• Provided entries:
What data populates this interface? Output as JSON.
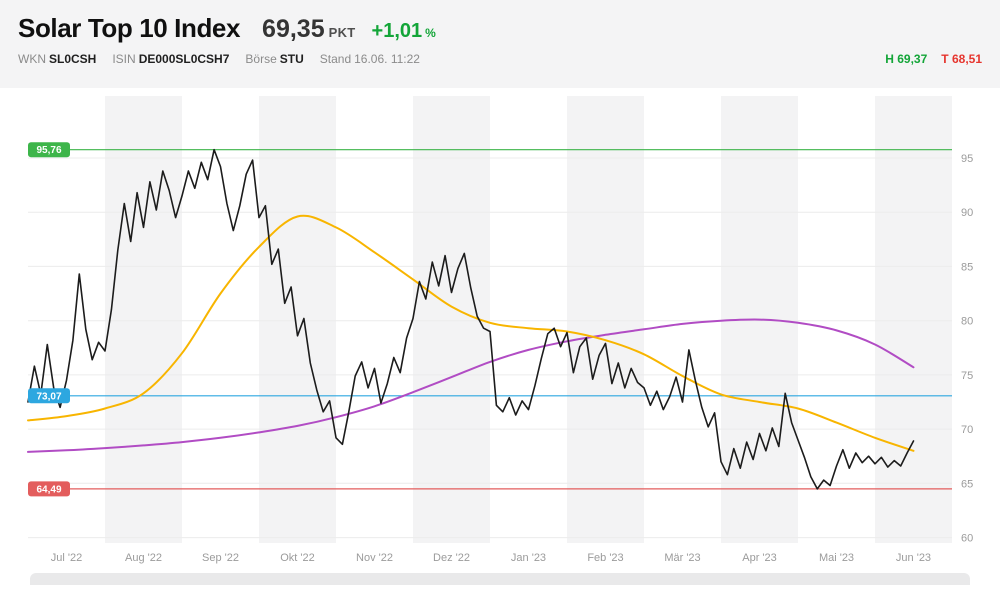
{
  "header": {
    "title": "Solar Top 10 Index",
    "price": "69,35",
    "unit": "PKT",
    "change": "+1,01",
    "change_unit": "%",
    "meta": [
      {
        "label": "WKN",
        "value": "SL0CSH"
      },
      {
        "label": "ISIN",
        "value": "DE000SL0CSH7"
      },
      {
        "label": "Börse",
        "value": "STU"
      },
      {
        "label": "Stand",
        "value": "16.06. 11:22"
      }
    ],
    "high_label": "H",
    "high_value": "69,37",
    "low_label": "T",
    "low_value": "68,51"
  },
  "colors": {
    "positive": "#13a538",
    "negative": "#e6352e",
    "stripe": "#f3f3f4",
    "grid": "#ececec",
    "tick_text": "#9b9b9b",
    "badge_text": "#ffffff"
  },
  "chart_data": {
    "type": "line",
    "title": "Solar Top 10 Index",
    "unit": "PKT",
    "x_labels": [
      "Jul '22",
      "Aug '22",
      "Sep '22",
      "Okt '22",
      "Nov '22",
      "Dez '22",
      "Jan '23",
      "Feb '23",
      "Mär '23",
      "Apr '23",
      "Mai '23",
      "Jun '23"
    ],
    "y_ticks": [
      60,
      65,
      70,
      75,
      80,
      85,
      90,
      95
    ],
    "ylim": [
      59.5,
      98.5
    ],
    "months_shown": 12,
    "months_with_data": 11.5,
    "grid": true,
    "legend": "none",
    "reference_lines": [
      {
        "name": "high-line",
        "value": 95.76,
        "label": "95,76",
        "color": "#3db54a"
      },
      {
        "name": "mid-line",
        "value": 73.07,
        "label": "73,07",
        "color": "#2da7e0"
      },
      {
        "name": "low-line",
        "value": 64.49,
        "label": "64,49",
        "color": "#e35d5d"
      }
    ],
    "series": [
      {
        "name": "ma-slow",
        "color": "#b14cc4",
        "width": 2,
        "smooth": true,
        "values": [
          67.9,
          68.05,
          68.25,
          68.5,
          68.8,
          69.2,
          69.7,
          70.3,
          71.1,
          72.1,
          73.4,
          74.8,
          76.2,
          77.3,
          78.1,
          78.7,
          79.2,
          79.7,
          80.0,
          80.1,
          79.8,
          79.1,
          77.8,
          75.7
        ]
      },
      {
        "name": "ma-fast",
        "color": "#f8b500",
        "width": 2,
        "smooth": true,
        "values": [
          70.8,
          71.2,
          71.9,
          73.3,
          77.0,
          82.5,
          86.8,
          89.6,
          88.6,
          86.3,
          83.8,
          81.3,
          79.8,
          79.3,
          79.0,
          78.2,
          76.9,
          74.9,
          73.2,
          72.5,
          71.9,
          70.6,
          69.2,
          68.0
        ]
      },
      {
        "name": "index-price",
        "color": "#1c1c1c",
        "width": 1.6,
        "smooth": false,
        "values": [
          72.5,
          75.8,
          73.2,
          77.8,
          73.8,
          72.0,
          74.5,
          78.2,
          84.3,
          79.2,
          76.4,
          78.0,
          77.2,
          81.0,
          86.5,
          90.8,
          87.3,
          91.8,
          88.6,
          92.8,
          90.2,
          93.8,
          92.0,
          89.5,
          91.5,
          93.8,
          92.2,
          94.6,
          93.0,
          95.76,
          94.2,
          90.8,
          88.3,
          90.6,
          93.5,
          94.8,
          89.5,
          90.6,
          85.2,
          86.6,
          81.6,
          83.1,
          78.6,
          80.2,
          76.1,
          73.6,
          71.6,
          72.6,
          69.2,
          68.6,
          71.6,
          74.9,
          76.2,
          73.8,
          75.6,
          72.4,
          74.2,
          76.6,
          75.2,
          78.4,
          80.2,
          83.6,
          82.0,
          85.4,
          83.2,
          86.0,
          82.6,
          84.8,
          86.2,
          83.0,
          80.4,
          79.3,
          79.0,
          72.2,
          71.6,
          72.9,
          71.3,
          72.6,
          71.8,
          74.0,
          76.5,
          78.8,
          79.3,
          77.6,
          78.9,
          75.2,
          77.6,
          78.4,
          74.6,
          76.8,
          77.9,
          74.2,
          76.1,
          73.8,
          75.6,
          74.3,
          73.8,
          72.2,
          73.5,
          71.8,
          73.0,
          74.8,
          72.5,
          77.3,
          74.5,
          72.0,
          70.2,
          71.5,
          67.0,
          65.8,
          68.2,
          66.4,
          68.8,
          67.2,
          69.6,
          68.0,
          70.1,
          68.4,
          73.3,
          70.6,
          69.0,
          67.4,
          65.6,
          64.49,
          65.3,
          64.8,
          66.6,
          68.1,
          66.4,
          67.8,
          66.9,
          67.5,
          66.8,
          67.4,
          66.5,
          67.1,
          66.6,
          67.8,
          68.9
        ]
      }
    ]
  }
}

* * *

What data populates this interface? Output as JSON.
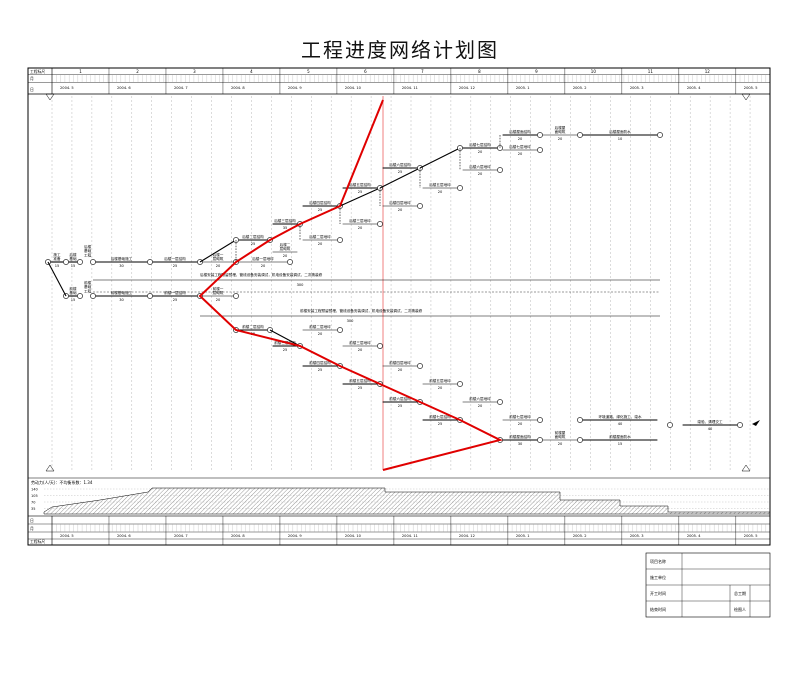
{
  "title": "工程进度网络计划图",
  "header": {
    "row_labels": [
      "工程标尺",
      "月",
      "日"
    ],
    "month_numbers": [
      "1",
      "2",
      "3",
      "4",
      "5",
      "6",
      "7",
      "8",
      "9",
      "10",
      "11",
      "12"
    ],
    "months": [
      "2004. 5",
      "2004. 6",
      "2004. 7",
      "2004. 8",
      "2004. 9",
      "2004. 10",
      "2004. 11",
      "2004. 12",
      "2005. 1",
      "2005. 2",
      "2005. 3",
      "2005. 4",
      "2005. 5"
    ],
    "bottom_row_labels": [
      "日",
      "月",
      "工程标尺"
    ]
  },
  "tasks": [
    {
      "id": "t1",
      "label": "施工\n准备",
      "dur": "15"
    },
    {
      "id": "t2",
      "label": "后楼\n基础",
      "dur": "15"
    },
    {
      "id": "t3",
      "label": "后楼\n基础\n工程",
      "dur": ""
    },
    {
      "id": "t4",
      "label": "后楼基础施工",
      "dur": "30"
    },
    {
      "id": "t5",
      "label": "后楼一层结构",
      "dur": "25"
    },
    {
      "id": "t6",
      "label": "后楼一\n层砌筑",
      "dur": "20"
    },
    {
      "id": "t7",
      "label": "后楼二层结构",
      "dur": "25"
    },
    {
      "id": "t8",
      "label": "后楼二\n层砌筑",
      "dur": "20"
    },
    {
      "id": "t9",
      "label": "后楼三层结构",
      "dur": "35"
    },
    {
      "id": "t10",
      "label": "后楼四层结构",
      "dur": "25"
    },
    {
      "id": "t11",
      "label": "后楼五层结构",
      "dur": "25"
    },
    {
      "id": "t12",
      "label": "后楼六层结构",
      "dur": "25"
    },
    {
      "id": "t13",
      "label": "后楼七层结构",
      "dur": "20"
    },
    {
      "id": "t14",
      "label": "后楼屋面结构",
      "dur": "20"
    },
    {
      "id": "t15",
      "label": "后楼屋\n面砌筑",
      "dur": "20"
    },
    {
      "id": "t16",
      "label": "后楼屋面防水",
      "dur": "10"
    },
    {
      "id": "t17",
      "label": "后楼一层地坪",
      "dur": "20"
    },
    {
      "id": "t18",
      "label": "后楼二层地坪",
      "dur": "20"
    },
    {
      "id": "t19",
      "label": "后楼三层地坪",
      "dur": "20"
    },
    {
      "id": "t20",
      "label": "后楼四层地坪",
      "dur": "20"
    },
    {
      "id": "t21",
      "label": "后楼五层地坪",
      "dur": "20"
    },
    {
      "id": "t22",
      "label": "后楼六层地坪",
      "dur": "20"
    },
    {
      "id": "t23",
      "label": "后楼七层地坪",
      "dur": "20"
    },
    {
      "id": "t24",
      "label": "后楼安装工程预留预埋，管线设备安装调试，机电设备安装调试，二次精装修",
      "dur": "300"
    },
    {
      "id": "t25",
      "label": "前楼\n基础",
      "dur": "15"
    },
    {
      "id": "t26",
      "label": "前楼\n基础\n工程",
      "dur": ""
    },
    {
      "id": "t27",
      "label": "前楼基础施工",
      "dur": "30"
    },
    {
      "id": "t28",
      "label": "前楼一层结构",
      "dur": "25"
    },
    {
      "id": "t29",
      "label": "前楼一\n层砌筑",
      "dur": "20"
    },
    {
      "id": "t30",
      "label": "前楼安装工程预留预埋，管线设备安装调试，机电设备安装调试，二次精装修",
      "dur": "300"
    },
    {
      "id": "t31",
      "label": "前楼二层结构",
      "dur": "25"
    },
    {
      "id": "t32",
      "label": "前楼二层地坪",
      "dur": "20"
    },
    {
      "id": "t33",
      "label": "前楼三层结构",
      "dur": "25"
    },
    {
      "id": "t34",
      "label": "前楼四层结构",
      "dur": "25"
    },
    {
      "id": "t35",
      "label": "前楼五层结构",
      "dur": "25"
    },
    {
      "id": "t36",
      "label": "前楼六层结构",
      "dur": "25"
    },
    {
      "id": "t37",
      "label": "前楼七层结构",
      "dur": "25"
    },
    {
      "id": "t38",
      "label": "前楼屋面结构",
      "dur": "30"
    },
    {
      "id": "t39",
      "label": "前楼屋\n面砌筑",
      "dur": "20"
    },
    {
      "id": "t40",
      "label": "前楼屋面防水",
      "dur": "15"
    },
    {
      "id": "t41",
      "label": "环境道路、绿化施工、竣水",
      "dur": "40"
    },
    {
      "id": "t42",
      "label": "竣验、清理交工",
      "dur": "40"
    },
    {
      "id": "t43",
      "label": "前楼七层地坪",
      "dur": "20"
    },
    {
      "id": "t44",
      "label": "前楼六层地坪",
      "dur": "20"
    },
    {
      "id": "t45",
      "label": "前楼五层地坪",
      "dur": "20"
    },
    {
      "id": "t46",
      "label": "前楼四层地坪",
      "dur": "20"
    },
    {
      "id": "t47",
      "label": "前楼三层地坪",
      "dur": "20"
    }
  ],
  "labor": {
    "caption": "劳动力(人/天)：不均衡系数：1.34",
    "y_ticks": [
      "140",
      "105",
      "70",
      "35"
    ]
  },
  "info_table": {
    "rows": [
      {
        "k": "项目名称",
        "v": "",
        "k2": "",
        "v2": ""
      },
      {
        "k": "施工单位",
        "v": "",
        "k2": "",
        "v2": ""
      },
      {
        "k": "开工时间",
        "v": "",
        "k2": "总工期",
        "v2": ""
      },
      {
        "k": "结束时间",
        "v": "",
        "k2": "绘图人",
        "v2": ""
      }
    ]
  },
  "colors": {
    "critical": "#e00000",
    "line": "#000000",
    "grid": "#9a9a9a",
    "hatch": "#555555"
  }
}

* * *

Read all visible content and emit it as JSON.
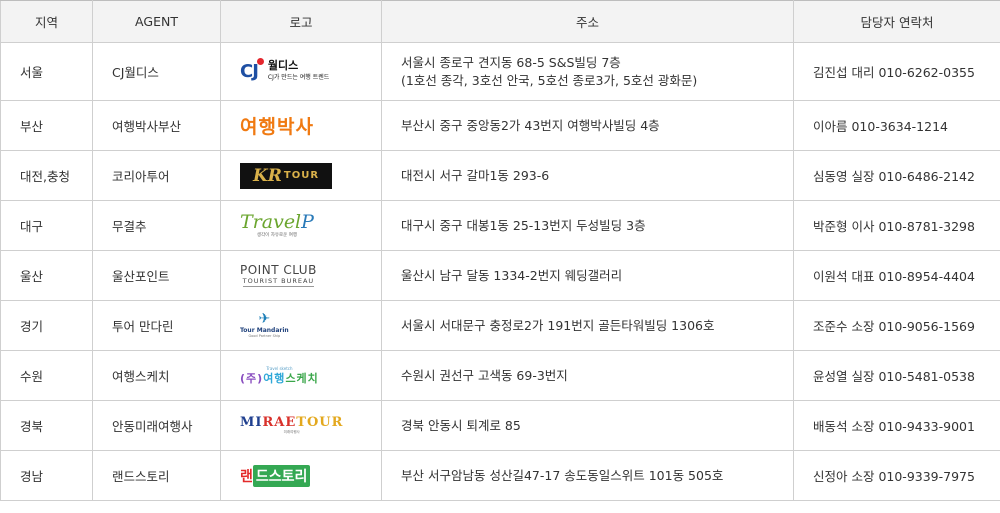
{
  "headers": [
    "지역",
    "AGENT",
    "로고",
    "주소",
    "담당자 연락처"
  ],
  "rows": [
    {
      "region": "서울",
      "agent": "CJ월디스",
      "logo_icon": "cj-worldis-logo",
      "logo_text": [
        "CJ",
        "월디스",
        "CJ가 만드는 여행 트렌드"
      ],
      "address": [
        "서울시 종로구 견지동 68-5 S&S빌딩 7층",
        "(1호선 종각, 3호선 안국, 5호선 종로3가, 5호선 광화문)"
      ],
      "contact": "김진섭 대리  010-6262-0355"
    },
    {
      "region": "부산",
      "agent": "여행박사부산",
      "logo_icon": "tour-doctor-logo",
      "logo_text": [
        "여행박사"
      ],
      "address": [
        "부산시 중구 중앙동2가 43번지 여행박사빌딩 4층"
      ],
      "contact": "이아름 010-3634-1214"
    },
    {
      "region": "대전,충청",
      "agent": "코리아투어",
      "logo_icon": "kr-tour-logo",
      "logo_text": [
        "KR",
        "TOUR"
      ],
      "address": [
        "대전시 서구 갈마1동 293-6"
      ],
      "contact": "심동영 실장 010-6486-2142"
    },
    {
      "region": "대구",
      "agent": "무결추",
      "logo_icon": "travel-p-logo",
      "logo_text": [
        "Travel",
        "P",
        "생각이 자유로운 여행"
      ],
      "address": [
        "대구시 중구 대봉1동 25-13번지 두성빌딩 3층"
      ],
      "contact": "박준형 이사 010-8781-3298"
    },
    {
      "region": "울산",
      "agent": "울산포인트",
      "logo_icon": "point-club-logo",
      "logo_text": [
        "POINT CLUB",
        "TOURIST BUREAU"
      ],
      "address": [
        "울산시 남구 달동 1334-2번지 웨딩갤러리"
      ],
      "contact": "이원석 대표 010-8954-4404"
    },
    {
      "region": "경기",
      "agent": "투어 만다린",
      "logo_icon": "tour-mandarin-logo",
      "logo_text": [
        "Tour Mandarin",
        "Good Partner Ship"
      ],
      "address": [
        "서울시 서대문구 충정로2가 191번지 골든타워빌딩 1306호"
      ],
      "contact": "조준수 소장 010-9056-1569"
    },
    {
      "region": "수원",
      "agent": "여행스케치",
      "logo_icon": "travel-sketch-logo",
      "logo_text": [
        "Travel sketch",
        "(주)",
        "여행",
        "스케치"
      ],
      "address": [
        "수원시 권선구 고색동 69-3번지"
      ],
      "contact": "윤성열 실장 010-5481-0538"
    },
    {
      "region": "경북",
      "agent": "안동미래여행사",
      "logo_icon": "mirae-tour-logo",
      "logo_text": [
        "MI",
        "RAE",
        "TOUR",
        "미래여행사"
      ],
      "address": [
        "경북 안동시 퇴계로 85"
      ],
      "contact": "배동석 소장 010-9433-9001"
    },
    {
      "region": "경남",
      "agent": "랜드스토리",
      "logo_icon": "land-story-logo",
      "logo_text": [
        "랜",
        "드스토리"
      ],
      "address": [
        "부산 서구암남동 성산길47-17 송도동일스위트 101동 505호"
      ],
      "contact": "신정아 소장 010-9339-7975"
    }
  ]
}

• The task: Return every line from the records above that holds the word "region".

• Solution:
      "region": "서울",
      "region": "부산",
      "region": "대전,충청",
      "region": "대구",
      "region": "울산",
      "region": "경기",
      "region": "수원",
      "region": "경북",
      "region": "경남",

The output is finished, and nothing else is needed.